Taking the pitiful showing of John F. Hylan in the gubernatorial contest as an indication, it seems that the bigots who backed New York’s former mayor solely on the race issue have piled up on the sharp rocks of the city’s and State’s liberalism.
The meagre vote obtained by Hylan may be properly interpreted as signifying the complete collapse of the pro-Nazi political movement in this city. For, by accepting the endorsement, heavily tainted with anti-Jewish sentiment, of the several vociferous Nazi groups here, Hylan irrevocably identified himself with the proponents of Hitlerism in this country. This despite his repeated assertions of being personally unblemished by the wens of racial intolerance.
In all Greater New York, the frenzied Hylan campaign netted the grand total of 10,132 votes.
What was perhaps the most astonishing fact of all was that, in Yorkville, thought to be the very stronghold of pro-Nazi sentiment, Hylan came away with the wretched total of 220 votes of some 17,000 that were cast.
And Yorkville is considered by the Louis Zahnes, the Dr. Schnuchs and the Ignatz Griebls as their personal property. The German-American vote was in their pocket. All they had to do was snap the whip and German-Americandom would tumble all over itself rushing to the support of their candidate.

* _Recorded information_

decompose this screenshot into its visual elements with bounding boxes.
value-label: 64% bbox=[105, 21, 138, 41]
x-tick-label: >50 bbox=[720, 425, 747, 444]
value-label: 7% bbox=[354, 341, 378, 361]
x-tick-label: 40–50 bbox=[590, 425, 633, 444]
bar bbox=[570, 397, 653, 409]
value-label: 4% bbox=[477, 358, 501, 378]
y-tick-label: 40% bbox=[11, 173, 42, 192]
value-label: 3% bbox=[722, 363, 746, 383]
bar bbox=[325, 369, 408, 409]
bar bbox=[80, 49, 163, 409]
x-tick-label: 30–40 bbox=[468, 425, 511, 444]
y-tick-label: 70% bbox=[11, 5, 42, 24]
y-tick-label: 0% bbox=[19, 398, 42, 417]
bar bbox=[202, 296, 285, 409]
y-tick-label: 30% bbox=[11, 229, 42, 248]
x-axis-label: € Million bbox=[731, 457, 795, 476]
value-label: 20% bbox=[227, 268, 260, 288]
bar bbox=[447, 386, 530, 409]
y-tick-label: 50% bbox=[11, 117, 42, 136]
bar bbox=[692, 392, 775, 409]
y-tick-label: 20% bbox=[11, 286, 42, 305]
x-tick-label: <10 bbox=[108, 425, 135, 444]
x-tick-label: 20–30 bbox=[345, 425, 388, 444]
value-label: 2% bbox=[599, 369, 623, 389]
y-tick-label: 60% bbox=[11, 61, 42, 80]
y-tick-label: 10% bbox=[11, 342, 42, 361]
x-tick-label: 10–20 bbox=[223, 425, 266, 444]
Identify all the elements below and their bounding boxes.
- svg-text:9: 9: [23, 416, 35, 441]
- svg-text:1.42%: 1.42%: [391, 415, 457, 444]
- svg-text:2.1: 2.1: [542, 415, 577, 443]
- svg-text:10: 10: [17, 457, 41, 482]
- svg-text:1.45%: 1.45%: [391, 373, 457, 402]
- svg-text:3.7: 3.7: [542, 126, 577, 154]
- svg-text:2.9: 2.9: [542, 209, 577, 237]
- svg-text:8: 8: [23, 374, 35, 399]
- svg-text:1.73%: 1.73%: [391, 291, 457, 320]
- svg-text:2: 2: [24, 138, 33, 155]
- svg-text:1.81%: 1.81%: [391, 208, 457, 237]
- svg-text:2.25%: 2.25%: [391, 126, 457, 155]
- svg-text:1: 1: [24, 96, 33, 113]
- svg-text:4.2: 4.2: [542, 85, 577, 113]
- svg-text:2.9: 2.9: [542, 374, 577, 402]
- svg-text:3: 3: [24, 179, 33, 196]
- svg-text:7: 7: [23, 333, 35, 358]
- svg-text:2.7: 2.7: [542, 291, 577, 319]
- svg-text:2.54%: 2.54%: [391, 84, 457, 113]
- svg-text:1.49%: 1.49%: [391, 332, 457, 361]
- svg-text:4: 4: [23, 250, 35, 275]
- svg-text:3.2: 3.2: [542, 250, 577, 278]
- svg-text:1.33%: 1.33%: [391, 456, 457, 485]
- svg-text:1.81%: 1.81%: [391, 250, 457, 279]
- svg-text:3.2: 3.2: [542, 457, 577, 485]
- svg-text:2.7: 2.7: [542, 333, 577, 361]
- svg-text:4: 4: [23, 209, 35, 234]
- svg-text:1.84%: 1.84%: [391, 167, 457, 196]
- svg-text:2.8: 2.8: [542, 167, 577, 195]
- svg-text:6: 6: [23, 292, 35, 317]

* _Given instruction A_
According to the editorial on Hylan's gubernatorial vote, how many votes did Hylan's campaign receive in all of Greater New York?
* _Given instruction B_
Carry the editorial on Hylan's gubernatorial vote forward, beginning after its final sentence.

* _Answer A_
It received 10,132 votes.

* _Answer B_
The election result has probably rung the death-knell of hyphenated political committees.
It has completely shattered the rosy illusions harbored by Zahne’s German-American Independent Voters League.
It has revealed the political committee of the German-American Conference as a thing of sheer fustian. The steel that group noisily promised to unsheath has turned to papier-mache.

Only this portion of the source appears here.